**GOAL**.
Write out the records below word for word, please.

* BEGIN *

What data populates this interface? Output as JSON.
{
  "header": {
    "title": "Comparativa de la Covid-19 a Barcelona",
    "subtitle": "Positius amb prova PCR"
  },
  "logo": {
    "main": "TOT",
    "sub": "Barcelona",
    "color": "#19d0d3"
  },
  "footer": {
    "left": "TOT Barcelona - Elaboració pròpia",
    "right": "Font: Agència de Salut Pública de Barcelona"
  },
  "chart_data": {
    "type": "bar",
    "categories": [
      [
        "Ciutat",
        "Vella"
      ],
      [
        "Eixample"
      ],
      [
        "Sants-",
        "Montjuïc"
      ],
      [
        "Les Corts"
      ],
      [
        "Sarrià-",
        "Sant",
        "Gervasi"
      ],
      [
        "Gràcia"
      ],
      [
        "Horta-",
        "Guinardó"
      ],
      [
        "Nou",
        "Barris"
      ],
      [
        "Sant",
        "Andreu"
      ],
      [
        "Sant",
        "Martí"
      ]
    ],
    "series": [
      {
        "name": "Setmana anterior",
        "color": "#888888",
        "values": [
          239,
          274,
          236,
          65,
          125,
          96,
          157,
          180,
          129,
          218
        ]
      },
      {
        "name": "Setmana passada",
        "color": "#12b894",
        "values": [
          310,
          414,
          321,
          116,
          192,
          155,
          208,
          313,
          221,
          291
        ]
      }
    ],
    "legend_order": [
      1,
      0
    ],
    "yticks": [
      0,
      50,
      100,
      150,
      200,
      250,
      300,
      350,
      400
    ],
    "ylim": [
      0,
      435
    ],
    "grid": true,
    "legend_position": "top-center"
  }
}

* END *

**CORRECT OUTPUT**.
What data populates this interface? Output as JSON.
{
  "header": {
    "title": "Comparativa de la Covid-19 a Barcelona",
    "subtitle": "Positius amb prova PCR"
  },
  "logo": {
    "main": "TOT",
    "sub": "Barcelona",
    "color": "#19d0d3"
  },
  "footer": {
    "left": "TOT Barcelona - Elaboració pròpia",
    "right": "Font: Agència de Salut Pública de Barcelona"
  },
  "chart_data": {
    "type": "bar",
    "categories": [
      [
        "Ciutat",
        "Vella"
      ],
      [
        "Eixample"
      ],
      [
        "Sants-",
        "Montjuïc"
      ],
      [
        "Les Corts"
      ],
      [
        "Sarrià-",
        "Sant",
        "Gervasi"
      ],
      [
        "Gràcia"
      ],
      [
        "Horta-",
        "Guinardó"
      ],
      [
        "Nou",
        "Barris"
      ],
      [
        "Sant",
        "Andreu"
      ],
      [
        "Sant",
        "Martí"
      ]
    ],
    "series": [
      {
        "name": "Setmana anterior",
        "color": "#888888",
        "values": [
          239,
          274,
          236,
          65,
          125,
          96,
          157,
          180,
          129,
          218
        ]
      },
      {
        "name": "Setmana passada",
        "color": "#12b894",
        "values": [
          310,
          414,
          321,
          116,
          192,
          155,
          208,
          313,
          221,
          291
        ]
      }
    ],
    "legend_order": [
      1,
      0
    ],
    "yticks": [
      0,
      50,
      100,
      150,
      200,
      250,
      300,
      350,
      400
    ],
    "ylim": [
      0,
      435
    ],
    "grid": true,
    "legend_position": "top-center"
  }
}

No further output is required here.